Every record here needs to be written out again exactly.

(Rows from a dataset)
- - - -

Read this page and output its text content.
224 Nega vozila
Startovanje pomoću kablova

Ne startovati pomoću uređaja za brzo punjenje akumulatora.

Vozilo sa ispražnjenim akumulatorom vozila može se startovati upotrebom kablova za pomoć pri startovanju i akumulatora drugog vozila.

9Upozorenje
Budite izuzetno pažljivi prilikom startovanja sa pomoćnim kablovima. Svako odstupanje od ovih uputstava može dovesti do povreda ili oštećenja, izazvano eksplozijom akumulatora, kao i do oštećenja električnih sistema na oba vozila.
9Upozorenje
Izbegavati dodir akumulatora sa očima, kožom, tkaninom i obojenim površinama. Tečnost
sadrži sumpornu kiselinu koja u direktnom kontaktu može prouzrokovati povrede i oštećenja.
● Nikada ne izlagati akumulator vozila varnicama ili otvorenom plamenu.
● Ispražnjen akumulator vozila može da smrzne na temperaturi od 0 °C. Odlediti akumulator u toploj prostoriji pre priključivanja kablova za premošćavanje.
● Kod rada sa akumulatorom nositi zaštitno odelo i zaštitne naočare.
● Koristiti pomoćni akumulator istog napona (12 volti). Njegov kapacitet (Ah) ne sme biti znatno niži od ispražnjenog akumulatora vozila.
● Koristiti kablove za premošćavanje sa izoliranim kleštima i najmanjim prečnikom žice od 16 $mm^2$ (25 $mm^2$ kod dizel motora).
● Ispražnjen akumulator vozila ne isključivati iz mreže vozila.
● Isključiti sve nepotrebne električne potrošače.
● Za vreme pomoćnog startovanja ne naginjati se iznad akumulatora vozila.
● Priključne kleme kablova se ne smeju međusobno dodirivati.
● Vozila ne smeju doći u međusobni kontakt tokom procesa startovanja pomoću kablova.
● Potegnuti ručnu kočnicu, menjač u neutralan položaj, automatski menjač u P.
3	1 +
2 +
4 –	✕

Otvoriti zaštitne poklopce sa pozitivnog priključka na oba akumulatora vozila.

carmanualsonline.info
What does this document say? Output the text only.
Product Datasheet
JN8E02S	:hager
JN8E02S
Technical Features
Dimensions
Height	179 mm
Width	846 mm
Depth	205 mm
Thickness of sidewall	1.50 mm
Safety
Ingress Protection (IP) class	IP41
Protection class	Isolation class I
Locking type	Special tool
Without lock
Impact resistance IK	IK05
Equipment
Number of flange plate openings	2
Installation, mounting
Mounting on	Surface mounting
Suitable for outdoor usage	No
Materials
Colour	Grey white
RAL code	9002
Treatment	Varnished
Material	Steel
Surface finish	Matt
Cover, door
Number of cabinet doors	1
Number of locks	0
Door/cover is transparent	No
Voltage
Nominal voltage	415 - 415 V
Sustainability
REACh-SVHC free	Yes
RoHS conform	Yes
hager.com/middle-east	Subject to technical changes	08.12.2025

- - - -

Finished task >>
Read this page and output its text content.
224 Nega vozila
Startovanje pomoću kablova

Ne startovati pomoću uređaja za brzo punjenje akumulatora.

Vozilo sa ispražnjenim akumulatorom vozila može se startovati upotrebom kablova za pomoć pri startovanju i akumulatora drugog vozila.

9Upozorenje
Budite izuzetno pažljivi prilikom startovanja sa pomoćnim kablovima. Svako odstupanje od ovih uputstava može dovesti do povreda ili oštećenja, izazvano eksplozijom akumulatora, kao i do oštećenja električnih sistema na oba vozila.
9Upozorenje
Izbegavati dodir akumulatora sa očima, kožom, tkaninom i obojenim površinama. Tečnost
sadrži sumpornu kiselinu koja u direktnom kontaktu može prouzrokovati povrede i oštećenja.
● Nikada ne izlagati akumulator vozila varnicama ili otvorenom plamenu.
● Ispražnjen akumulator vozila može da smrzne na temperaturi od 0 °C. Odlediti akumulator u toploj prostoriji pre priključivanja kablova za premošćavanje.
● Kod rada sa akumulatorom nositi zaštitno odelo i zaštitne naočare.
● Koristiti pomoćni akumulator istog napona (12 volti). Njegov kapacitet (Ah) ne sme biti znatno niži od ispražnjenog akumulatora vozila.
● Koristiti kablove za premošćavanje sa izoliranim kleštima i najmanjim prečnikom žice od 16 $mm^2$ (25 $mm^2$ kod dizel motora).
● Ispražnjen akumulator vozila ne isključivati iz mreže vozila.
● Isključiti sve nepotrebne električne potrošače.
● Za vreme pomoćnog startovanja ne naginjati se iznad akumulatora vozila.
● Priključne kleme kablova se ne smeju međusobno dodirivati.
● Vozila ne smeju doći u međusobni kontakt tokom procesa startovanja pomoću kablova.
● Potegnuti ručnu kočnicu, menjač u neutralan položaj, automatski menjač u P.
3	1 +
2 +
4 –	✕

Otvoriti zaštitne poklopce sa pozitivnog priključka na oba akumulatora vozila.

carmanualsonline.info
What does this document say? Output the text only.
Product Datasheet
JN8E02S	:hager
JN8E02S
Technical Features
Dimensions
Height	179 mm
Width	846 mm
Depth	205 mm
Thickness of sidewall	1.50 mm
Safety
Ingress Protection (IP) class	IP41
Protection class	Isolation class I
Locking type	Special tool
Without lock
Impact resistance IK	IK05
Equipment
Number of flange plate openings	2
Installation, mounting
Mounting on	Surface mounting
Suitable for outdoor usage	No
Materials
Colour	Grey white
RAL code	9002
Treatment	Varnished
Material	Steel
Surface finish	Matt
Cover, door
Number of cabinet doors	1
Number of locks	0
Door/cover is transparent	No
Voltage
Nominal voltage	415 - 415 V
Sustainability
REACh-SVHC free	Yes
RoHS conform	Yes
hager.com/middle-east	Subject to technical changes	08.12.2025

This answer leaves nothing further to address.